GOAL - Repeat all of the records verbatim.
** Start **
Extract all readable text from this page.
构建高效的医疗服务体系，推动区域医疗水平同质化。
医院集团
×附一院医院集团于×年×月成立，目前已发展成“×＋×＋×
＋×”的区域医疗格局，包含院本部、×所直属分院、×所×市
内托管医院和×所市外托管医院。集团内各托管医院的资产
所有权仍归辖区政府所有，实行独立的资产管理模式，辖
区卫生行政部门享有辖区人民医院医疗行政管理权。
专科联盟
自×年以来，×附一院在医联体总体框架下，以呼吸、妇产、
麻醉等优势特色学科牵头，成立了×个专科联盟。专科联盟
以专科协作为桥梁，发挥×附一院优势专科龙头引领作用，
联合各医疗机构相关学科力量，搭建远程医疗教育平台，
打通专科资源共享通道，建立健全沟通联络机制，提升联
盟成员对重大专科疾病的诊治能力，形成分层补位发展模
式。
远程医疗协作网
** End **
THE COMPLETED TASK -
Extract all readable text from this page.
构建高效的医疗服务体系，推动区域医疗水平同质化。
医院集团
×附一院医院集团于×年×月成立，目前已发展成“×＋×＋×
＋×”的区域医疗格局，包含院本部、×所直属分院、×所×市
内托管医院和×所市外托管医院。集团内各托管医院的资产
所有权仍归辖区政府所有，实行独立的资产管理模式，辖
区卫生行政部门享有辖区人民医院医疗行政管理权。
专科联盟
自×年以来，×附一院在医联体总体框架下，以呼吸、妇产、
麻醉等优势特色学科牵头，成立了×个专科联盟。专科联盟
以专科协作为桥梁，发挥×附一院优势专科龙头引领作用，
联合各医疗机构相关学科力量，搭建远程医疗教育平台，
打通专科资源共享通道，建立健全沟通联络机制，提升联
盟成员对重大专科疾病的诊治能力，形成分层补位发展模
式。
远程医疗协作网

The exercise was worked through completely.